----- Information given -----
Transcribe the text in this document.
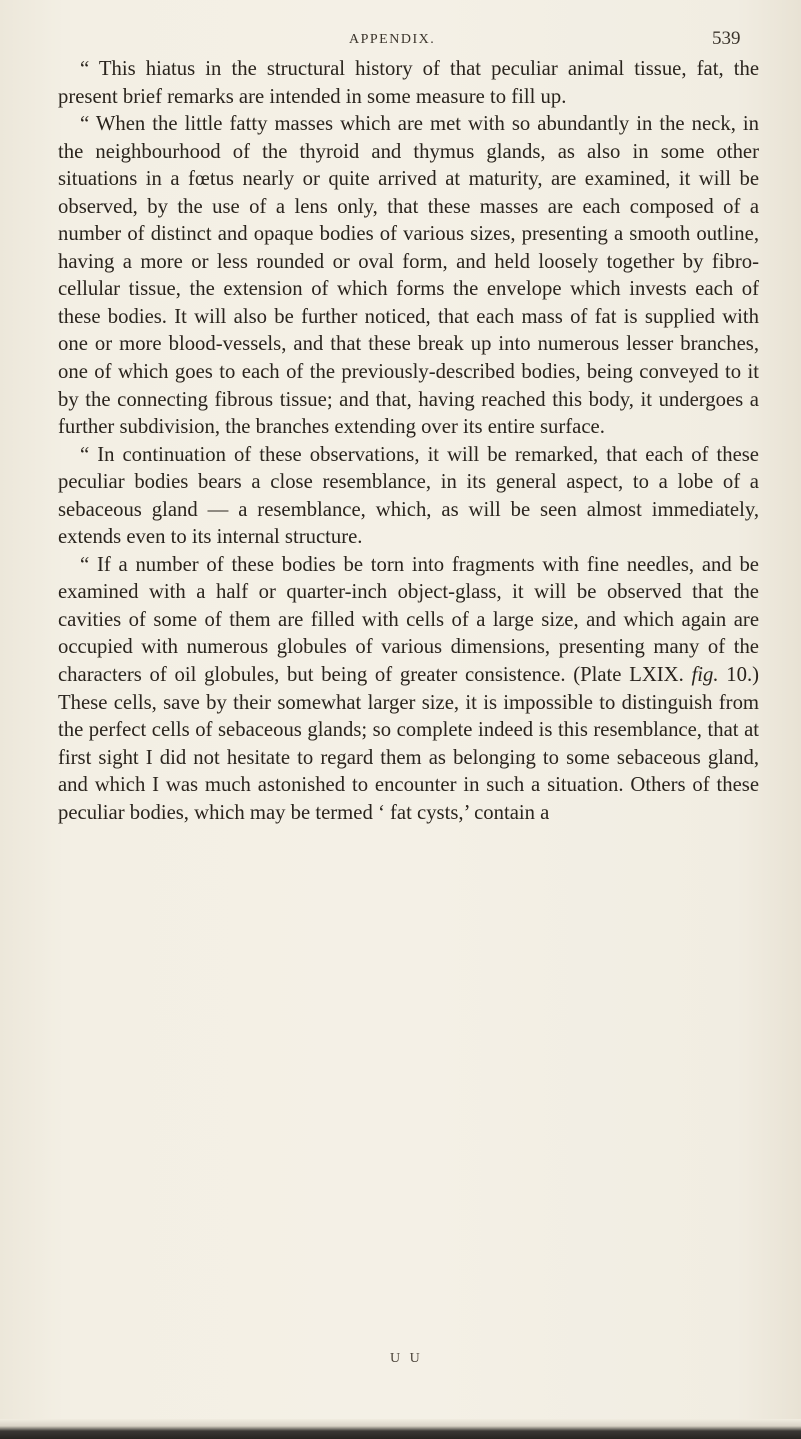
APPENDIX.	539

“ This hiatus in the structural history of that peculiar animal tissue, fat, the present brief remarks are intended in some measure to fill up.

“ When the little fatty masses which are met with so abundantly in the neck, in the neighbourhood of the thyroid and thymus glands, as also in some other situations in a fœtus nearly or quite arrived at maturity, are examined, it will be observed, by the use of a lens only, that these masses are each composed of a number of distinct and opaque bodies of various sizes, presenting a smooth outline, having a more or less rounded or oval form, and held loosely together by fibro-cellular tissue, the extension of which forms the envelope which invests each of these bodies. It will also be further noticed, that each mass of fat is supplied with one or more blood-vessels, and that these break up into numerous lesser branches, one of which goes to each of the previously-described bodies, being conveyed to it by the connecting fibrous tissue; and that, having reached this body, it undergoes a further subdivision, the branches extending over its entire surface.

“ In continuation of these observations, it will be remarked, that each of these peculiar bodies bears a close resemblance, in its general aspect, to a lobe of a sebaceous gland — a resemblance, which, as will be seen almost immediately, extends even to its internal structure.

“ If a number of these bodies be torn into fragments with fine needles, and be examined with a half or quarter-inch object-glass, it will be observed that the cavities of some of them are filled with cells of a large size, and which again are occupied with numerous globules of various dimensions, presenting many of the characters of oil globules, but being of greater consistence. (Plate LXIX. fig. 10.) These cells, save by their somewhat larger size, it is impossible to distinguish from the perfect cells of sebaceous glands; so complete indeed is this resemblance, that at first sight I did not hesitate to regard them as belonging to some sebaceous gland, and which I was much astonished to encounter in such a situation. Others of these peculiar bodies, which may be termed ‘ fat cysts,’ contain a

U U
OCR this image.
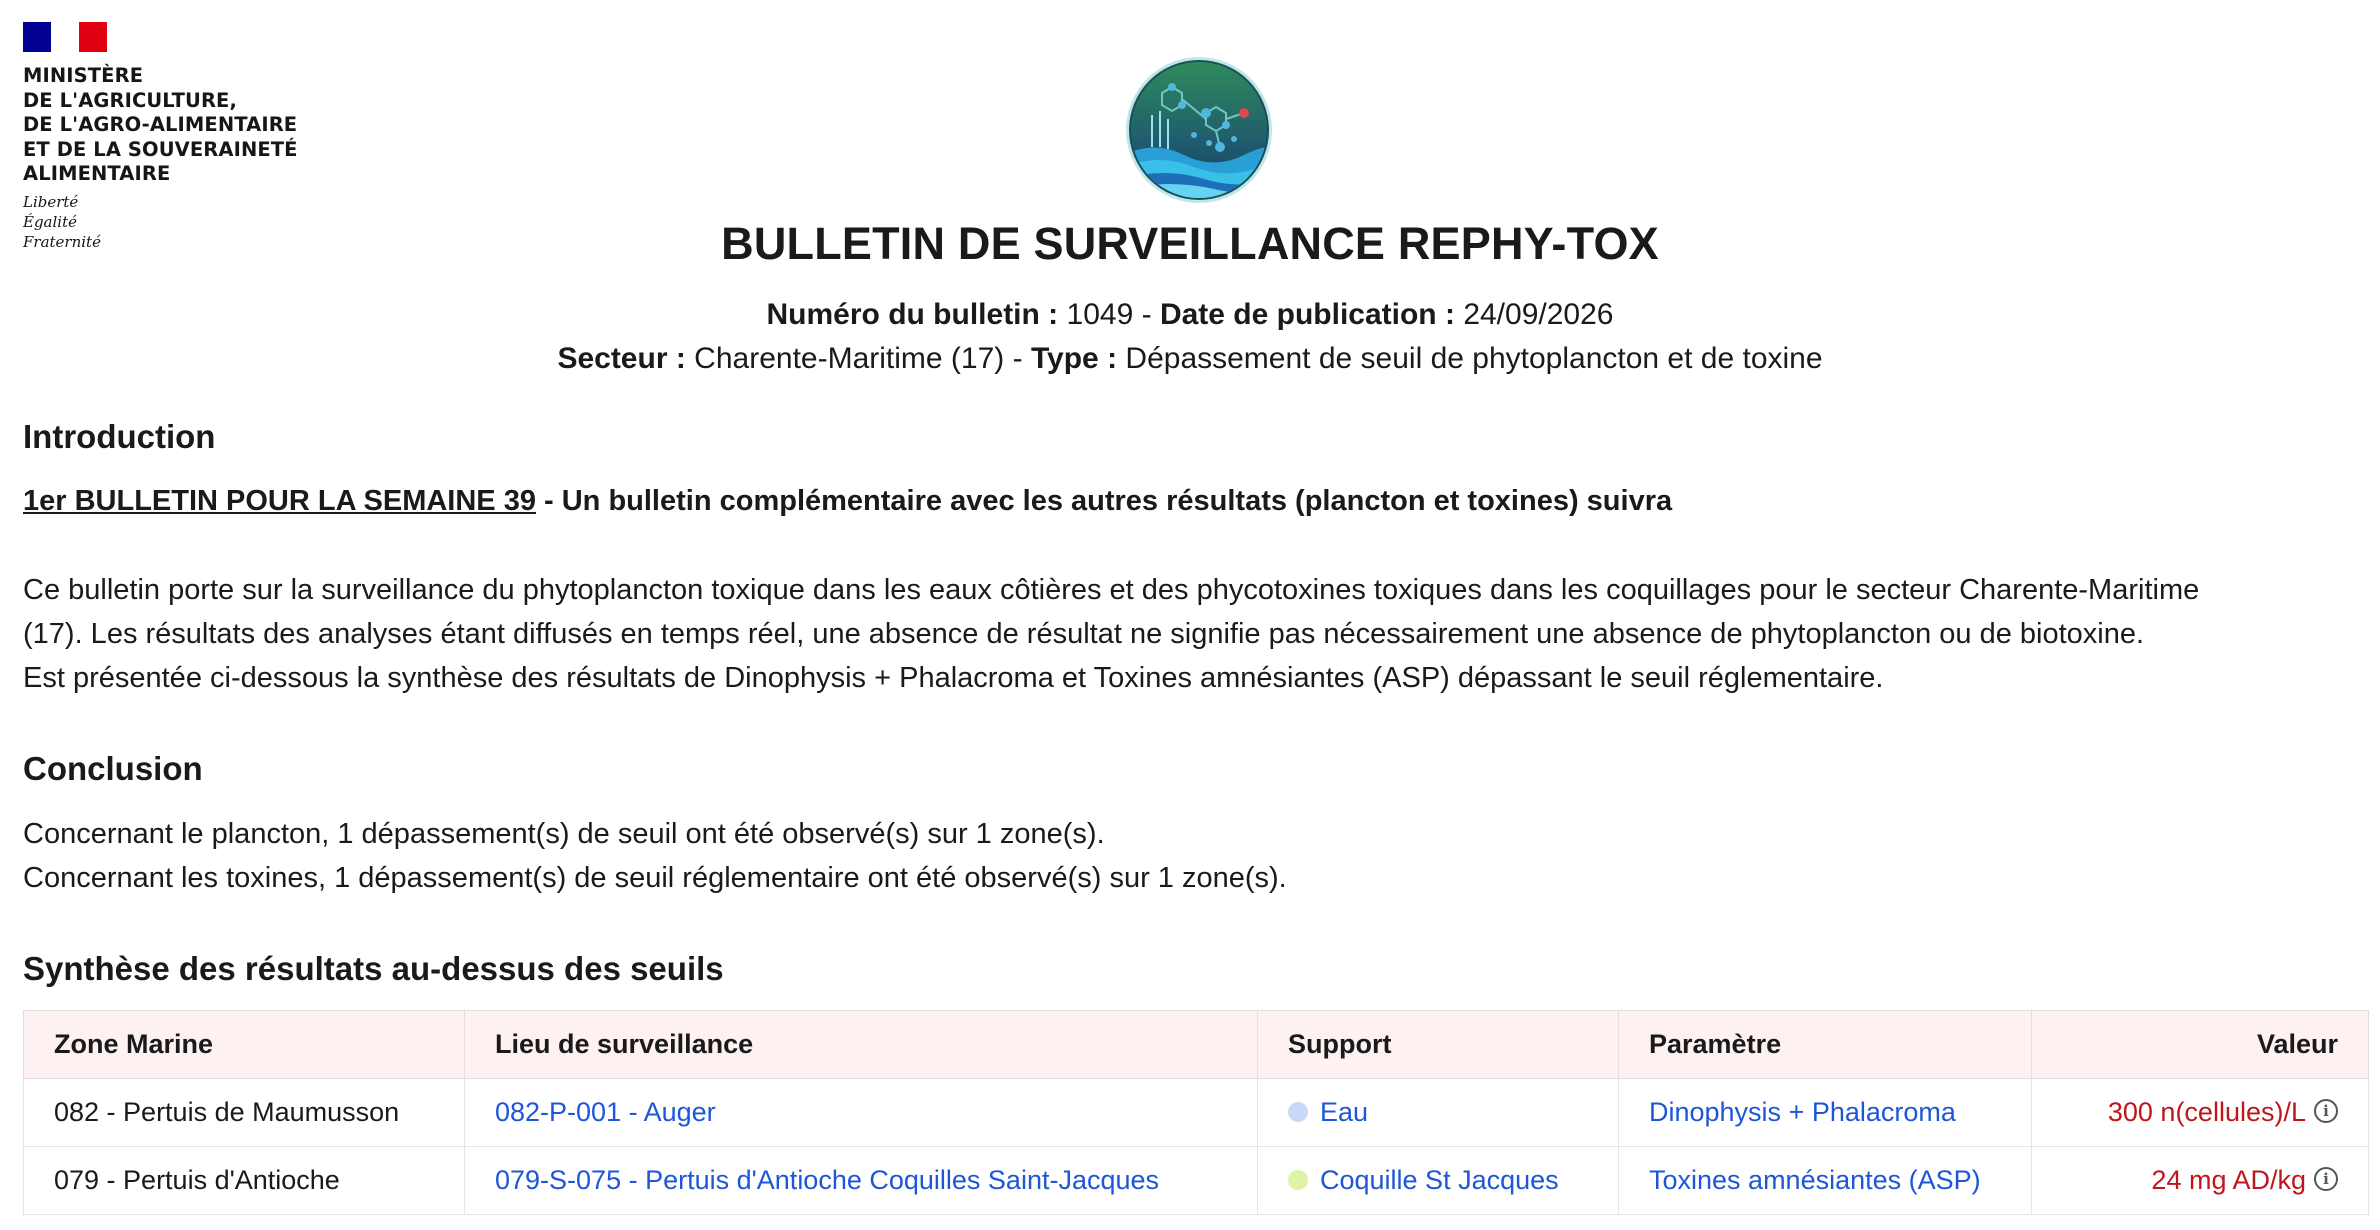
MINISTÈRE
DE L'AGRICULTURE,
DE L'AGRO-ALIMENTAIRE
ET DE LA SOUVERAINETÉ
ALIMENTAIRE
Liberté
Égalité
Fraternité	BULLETIN DE SURVEILLANCE REPHY-TOX
Numéro du bulletin : 1049 - Date de publication : 24/09/2026
Secteur : Charente-Maritime (17) - Type : Dépassement de seuil de phytoplancton et de toxine
Introduction
1er BULLETIN POUR LA SEMAINE 39 - Un bulletin complémentaire avec les autres résultats (plancton et toxines) suivra
Ce bulletin porte sur la surveillance du phytoplancton toxique dans les eaux côtières et des phycotoxines toxiques dans les coquillages pour le secteur Charente-Maritime
(17). Les résultats des analyses étant diffusés en temps réel, une absence de résultat ne signifie pas nécessairement une absence de phytoplancton ou de biotoxine.
Est présentée ci-dessous la synthèse des résultats de Dinophysis + Phalacroma et Toxines amnésiantes (ASP) dépassant le seuil réglementaire.
Conclusion
Concernant le plancton, 1 dépassement(s) de seuil ont été observé(s) sur 1 zone(s).
Concernant les toxines, 1 dépassement(s) de seuil réglementaire ont été observé(s) sur 1 zone(s).
Synthèse des résultats au-dessus des seuils
Zone Marine	Lieu de surveillance	Support	Paramètre	Valeur
082 - Pertuis de Maumusson	082-P-001 - Auger	Eau	Dinophysis + Phalacroma	300 n(cellules)/L i
079 - Pertuis d'Antioche	079-S-075 - Pertuis d'Antioche Coquilles Saint-Jacques	Coquille St Jacques	Toxines amnésiantes (ASP)	24 mg AD/kg i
-----
* [What you are asked to do] Images are to be skipped, and each line above is to be returned exactly.

* [Answer]
Transcribe the text in this document.
APPENDIX.	539

“ This hiatus in the structural history of that peculiar animal tissue, fat, the present brief remarks are intended in some measure to fill up.

“ When the little fatty masses which are met with so abundantly in the neck, in the neighbourhood of the thyroid and thymus glands, as also in some other situations in a fœtus nearly or quite arrived at maturity, are examined, it will be observed, by the use of a lens only, that these masses are each composed of a number of distinct and opaque bodies of various sizes, presenting a smooth outline, having a more or less rounded or oval form, and held loosely together by fibro-cellular tissue, the extension of which forms the envelope which invests each of these bodies. It will also be further noticed, that each mass of fat is supplied with one or more blood-vessels, and that these break up into numerous lesser branches, one of which goes to each of the previously-described bodies, being conveyed to it by the connecting fibrous tissue; and that, having reached this body, it undergoes a further subdivision, the branches extending over its entire surface.

“ In continuation of these observations, it will be remarked, that each of these peculiar bodies bears a close resemblance, in its general aspect, to a lobe of a sebaceous gland — a resemblance, which, as will be seen almost immediately, extends even to its internal structure.

“ If a number of these bodies be torn into fragments with fine needles, and be examined with a half or quarter-inch object-glass, it will be observed that the cavities of some of them are filled with cells of a large size, and which again are occupied with numerous globules of various dimensions, presenting many of the characters of oil globules, but being of greater consistence. (Plate LXIX. fig. 10.) These cells, save by their somewhat larger size, it is impossible to distinguish from the perfect cells of sebaceous glands; so complete indeed is this resemblance, that at first sight I did not hesitate to regard them as belonging to some sebaceous gland, and which I was much astonished to encounter in such a situation. Others of these peculiar bodies, which may be termed ‘ fat cysts,’ contain a

U U
OCR this image.
MINISTÈRE
DE L'AGRICULTURE,
DE L'AGRO-ALIMENTAIRE
ET DE LA SOUVERAINETÉ
ALIMENTAIRE
Liberté
Égalité
Fraternité	BULLETIN DE SURVEILLANCE REPHY-TOX
Numéro du bulletin : 1049 - Date de publication : 24/09/2026
Secteur : Charente-Maritime (17) - Type : Dépassement de seuil de phytoplancton et de toxine
Introduction
1er BULLETIN POUR LA SEMAINE 39 - Un bulletin complémentaire avec les autres résultats (plancton et toxines) suivra
Ce bulletin porte sur la surveillance du phytoplancton toxique dans les eaux côtières et des phycotoxines toxiques dans les coquillages pour le secteur Charente-Maritime
(17). Les résultats des analyses étant diffusés en temps réel, une absence de résultat ne signifie pas nécessairement une absence de phytoplancton ou de biotoxine.
Est présentée ci-dessous la synthèse des résultats de Dinophysis + Phalacroma et Toxines amnésiantes (ASP) dépassant le seuil réglementaire.
Conclusion
Concernant le plancton, 1 dépassement(s) de seuil ont été observé(s) sur 1 zone(s).
Concernant les toxines, 1 dépassement(s) de seuil réglementaire ont été observé(s) sur 1 zone(s).
Synthèse des résultats au-dessus des seuils
Zone Marine	Lieu de surveillance	Support	Paramètre	Valeur
082 - Pertuis de Maumusson	082-P-001 - Auger	Eau	Dinophysis + Phalacroma	300 n(cellules)/L i
079 - Pertuis d'Antioche	079-S-075 - Pertuis d'Antioche Coquilles Saint-Jacques	Coquille St Jacques	Toxines amnésiantes (ASP)	24 mg AD/kg i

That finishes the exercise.